What this task involves →
Output the material beneath this task exactly, images excluded.

The input →
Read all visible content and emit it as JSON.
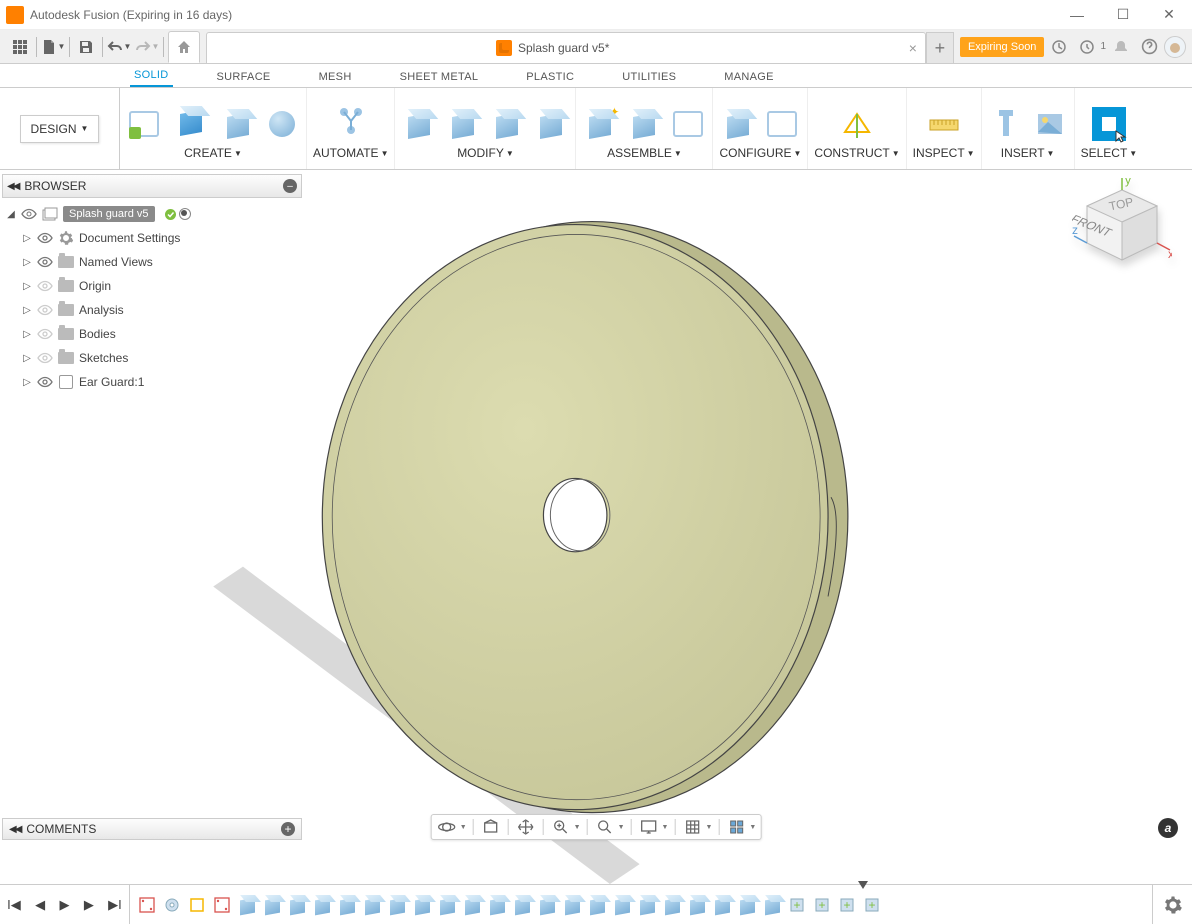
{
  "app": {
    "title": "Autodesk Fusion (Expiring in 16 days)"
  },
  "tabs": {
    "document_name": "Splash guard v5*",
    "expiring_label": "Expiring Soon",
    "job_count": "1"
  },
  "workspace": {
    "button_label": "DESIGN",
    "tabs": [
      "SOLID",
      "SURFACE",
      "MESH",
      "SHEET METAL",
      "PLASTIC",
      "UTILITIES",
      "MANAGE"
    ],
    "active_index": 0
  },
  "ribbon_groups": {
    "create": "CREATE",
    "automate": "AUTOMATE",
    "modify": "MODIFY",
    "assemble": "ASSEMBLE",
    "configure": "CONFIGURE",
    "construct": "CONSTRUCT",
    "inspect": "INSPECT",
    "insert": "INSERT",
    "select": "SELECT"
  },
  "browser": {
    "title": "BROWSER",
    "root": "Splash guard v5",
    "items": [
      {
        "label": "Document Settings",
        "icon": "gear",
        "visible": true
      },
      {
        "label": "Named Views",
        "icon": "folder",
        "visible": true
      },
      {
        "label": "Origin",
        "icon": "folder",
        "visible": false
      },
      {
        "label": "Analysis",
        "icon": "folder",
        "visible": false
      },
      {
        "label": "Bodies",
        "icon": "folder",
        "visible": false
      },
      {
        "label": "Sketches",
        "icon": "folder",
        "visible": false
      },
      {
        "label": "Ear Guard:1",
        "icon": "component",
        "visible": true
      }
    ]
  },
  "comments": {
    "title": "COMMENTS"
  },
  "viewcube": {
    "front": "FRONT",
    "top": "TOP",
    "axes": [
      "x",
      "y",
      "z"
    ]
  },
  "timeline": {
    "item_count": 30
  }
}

Written solution →
Read all visible content and emit it as JSON.
{
  "app": {
    "title": "Autodesk Fusion (Expiring in 16 days)"
  },
  "tabs": {
    "document_name": "Splash guard v5*",
    "expiring_label": "Expiring Soon",
    "job_count": "1"
  },
  "workspace": {
    "button_label": "DESIGN",
    "tabs": [
      "SOLID",
      "SURFACE",
      "MESH",
      "SHEET METAL",
      "PLASTIC",
      "UTILITIES",
      "MANAGE"
    ],
    "active_index": 0
  },
  "ribbon_groups": {
    "create": "CREATE",
    "automate": "AUTOMATE",
    "modify": "MODIFY",
    "assemble": "ASSEMBLE",
    "configure": "CONFIGURE",
    "construct": "CONSTRUCT",
    "inspect": "INSPECT",
    "insert": "INSERT",
    "select": "SELECT"
  },
  "browser": {
    "title": "BROWSER",
    "root": "Splash guard v5",
    "items": [
      {
        "label": "Document Settings",
        "icon": "gear",
        "visible": true
      },
      {
        "label": "Named Views",
        "icon": "folder",
        "visible": true
      },
      {
        "label": "Origin",
        "icon": "folder",
        "visible": false
      },
      {
        "label": "Analysis",
        "icon": "folder",
        "visible": false
      },
      {
        "label": "Bodies",
        "icon": "folder",
        "visible": false
      },
      {
        "label": "Sketches",
        "icon": "folder",
        "visible": false
      },
      {
        "label": "Ear Guard:1",
        "icon": "component",
        "visible": true
      }
    ]
  },
  "comments": {
    "title": "COMMENTS"
  },
  "viewcube": {
    "front": "FRONT",
    "top": "TOP",
    "axes": [
      "x",
      "y",
      "z"
    ]
  },
  "timeline": {
    "item_count": 30
  }
}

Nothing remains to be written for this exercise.